Copy all lines of the listing that include the string "scale".

====== Dataset content

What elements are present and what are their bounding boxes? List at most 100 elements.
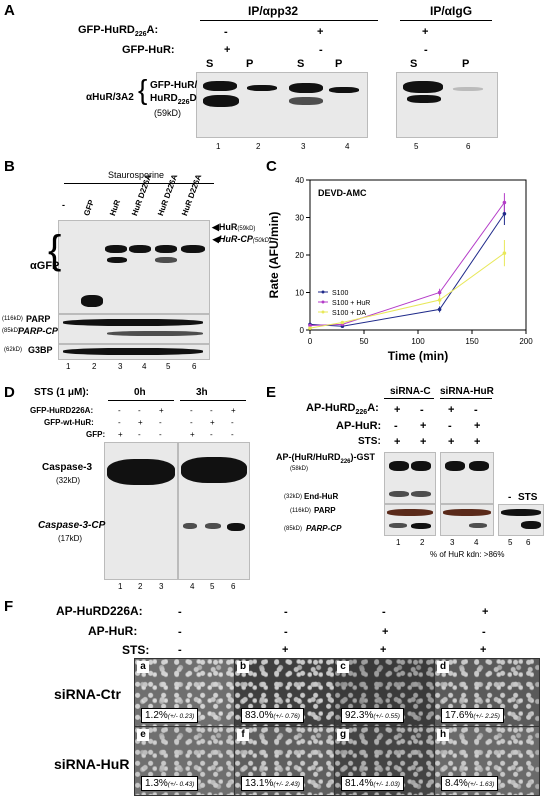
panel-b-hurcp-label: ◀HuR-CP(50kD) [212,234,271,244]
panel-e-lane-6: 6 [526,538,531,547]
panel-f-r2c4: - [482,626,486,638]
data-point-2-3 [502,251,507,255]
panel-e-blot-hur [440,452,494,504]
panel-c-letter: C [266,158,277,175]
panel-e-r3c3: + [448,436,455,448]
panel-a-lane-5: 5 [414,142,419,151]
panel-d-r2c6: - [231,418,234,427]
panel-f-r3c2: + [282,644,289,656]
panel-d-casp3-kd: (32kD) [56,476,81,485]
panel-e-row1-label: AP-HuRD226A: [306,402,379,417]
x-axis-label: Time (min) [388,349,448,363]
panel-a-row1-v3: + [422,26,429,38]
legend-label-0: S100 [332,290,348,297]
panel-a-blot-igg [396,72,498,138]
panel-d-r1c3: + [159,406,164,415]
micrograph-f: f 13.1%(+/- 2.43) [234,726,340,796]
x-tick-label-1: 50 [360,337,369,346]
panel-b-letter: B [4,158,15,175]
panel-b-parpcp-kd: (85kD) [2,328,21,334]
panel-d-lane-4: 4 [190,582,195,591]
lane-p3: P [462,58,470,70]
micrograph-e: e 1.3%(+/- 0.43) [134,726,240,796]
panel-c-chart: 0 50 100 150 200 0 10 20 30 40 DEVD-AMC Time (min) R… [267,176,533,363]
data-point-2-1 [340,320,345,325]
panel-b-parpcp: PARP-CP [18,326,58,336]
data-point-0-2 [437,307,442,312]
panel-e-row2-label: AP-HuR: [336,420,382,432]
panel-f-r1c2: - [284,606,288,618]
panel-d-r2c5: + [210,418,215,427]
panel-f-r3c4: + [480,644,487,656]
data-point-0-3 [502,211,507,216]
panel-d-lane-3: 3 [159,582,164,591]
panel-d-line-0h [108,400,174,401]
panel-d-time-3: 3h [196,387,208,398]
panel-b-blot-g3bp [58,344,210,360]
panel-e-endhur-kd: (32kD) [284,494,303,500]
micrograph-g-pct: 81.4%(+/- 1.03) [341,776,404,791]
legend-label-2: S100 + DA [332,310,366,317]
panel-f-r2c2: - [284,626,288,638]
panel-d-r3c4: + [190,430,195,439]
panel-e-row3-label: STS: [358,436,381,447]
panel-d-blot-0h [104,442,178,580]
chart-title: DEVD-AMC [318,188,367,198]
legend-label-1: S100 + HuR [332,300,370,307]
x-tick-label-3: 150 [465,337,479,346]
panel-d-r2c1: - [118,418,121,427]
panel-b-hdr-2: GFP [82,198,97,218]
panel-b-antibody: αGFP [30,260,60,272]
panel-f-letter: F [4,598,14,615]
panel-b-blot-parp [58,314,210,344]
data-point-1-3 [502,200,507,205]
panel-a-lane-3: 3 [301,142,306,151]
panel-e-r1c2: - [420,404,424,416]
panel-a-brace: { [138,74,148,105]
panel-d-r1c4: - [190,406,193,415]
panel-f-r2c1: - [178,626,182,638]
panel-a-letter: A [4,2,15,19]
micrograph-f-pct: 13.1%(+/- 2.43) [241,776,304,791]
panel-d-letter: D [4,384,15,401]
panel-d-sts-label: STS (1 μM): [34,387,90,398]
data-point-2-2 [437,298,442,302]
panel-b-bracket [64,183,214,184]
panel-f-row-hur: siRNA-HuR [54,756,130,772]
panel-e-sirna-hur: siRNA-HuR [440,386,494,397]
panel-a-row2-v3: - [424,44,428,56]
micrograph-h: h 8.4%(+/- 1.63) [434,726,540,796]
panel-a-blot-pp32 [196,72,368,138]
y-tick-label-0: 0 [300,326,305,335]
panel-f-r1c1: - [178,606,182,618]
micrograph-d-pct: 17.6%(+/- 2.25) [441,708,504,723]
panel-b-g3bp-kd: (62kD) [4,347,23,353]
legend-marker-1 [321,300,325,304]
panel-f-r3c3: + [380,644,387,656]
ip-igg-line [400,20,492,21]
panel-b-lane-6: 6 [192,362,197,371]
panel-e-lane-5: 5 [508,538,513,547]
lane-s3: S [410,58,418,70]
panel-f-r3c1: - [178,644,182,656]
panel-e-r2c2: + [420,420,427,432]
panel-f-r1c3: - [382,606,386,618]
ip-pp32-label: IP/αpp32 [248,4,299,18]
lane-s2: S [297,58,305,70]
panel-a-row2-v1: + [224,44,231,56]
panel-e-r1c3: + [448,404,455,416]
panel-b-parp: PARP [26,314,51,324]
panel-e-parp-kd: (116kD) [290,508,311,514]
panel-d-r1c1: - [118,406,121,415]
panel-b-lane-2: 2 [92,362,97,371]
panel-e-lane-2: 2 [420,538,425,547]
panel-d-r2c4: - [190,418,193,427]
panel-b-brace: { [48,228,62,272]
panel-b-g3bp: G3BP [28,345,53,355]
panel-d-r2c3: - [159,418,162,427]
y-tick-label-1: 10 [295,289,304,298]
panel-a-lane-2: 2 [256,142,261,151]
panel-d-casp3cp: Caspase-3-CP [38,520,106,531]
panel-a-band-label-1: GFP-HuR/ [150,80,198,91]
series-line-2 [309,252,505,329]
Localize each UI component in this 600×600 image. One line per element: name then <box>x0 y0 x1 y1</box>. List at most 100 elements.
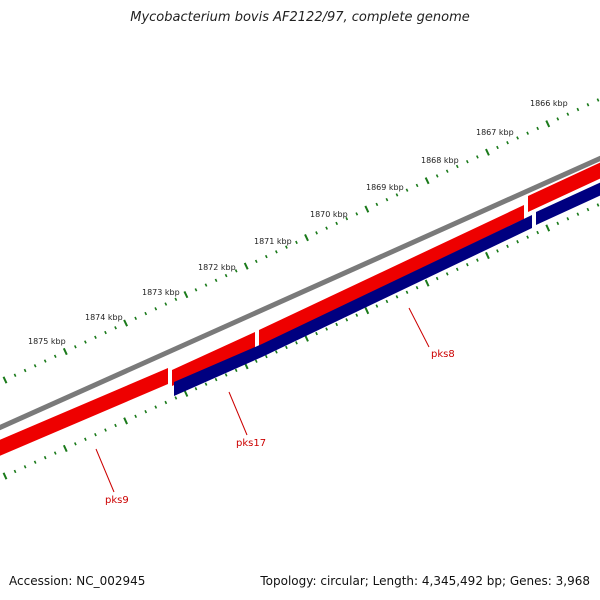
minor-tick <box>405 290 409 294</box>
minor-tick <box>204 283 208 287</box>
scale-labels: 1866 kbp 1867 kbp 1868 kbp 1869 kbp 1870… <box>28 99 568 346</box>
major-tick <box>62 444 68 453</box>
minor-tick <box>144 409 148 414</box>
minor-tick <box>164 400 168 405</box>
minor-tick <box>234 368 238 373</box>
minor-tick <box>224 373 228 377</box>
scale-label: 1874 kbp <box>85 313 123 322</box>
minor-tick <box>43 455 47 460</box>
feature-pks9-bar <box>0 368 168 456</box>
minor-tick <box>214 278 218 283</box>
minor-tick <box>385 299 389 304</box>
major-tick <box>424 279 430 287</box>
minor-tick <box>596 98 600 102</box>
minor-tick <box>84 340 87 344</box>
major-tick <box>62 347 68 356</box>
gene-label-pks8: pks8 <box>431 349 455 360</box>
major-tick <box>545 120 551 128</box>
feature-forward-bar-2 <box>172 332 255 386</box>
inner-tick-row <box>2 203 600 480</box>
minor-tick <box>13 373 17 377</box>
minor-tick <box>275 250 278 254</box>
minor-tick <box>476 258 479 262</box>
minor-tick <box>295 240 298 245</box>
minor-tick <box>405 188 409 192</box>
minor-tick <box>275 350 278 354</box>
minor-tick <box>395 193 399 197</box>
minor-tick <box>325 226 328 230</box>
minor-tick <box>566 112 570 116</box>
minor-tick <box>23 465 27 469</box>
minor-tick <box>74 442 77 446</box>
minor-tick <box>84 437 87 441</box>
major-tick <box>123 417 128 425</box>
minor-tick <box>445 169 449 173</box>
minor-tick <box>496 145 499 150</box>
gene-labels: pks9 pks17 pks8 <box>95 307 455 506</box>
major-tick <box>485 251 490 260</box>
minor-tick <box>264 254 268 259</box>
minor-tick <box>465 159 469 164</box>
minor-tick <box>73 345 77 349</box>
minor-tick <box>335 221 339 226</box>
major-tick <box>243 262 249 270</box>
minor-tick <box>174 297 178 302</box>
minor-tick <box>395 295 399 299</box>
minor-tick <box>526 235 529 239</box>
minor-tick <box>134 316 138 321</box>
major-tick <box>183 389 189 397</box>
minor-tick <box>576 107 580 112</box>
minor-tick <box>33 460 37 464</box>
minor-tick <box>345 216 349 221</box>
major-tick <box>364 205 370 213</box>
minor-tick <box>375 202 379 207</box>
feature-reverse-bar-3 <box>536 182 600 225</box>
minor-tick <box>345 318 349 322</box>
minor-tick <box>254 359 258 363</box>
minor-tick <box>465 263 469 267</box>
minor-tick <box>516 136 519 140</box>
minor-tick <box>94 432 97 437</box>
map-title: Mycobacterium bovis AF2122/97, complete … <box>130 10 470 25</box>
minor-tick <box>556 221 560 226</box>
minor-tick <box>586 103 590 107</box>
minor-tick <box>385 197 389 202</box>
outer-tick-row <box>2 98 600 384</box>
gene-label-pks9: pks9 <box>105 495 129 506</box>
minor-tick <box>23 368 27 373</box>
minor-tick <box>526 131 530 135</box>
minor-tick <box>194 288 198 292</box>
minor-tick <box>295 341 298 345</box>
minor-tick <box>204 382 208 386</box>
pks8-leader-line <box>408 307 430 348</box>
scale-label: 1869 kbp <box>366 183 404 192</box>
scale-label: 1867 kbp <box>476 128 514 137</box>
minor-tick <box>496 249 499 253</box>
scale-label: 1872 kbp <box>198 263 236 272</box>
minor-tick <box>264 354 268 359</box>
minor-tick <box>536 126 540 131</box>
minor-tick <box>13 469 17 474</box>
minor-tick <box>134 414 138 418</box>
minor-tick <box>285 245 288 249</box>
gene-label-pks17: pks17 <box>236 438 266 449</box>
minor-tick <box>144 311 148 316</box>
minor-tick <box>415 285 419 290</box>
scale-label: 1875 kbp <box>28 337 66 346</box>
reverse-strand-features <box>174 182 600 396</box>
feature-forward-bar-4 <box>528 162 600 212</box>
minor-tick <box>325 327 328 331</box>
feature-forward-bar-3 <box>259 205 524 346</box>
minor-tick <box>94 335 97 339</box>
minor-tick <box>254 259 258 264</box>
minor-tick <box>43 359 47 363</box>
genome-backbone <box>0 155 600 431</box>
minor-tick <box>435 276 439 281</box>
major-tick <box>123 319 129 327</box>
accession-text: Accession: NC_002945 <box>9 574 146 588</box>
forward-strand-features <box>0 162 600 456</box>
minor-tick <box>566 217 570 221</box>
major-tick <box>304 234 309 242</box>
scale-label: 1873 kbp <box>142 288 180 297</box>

============

### Answer to the exercise
scale-labels: 1866 kbp 1867 kbp 1868 kbp 1869 kbp 1870… <box>28 99 568 346</box>
scale-label: 1874 kbp <box>85 313 123 322</box>
scale-label: 1869 kbp <box>366 183 404 192</box>
scale-label: 1867 kbp <box>476 128 514 137</box>
scale-label: 1872 kbp <box>198 263 236 272</box>
scale-label: 1875 kbp <box>28 337 66 346</box>
scale-label: 1873 kbp <box>142 288 180 297</box>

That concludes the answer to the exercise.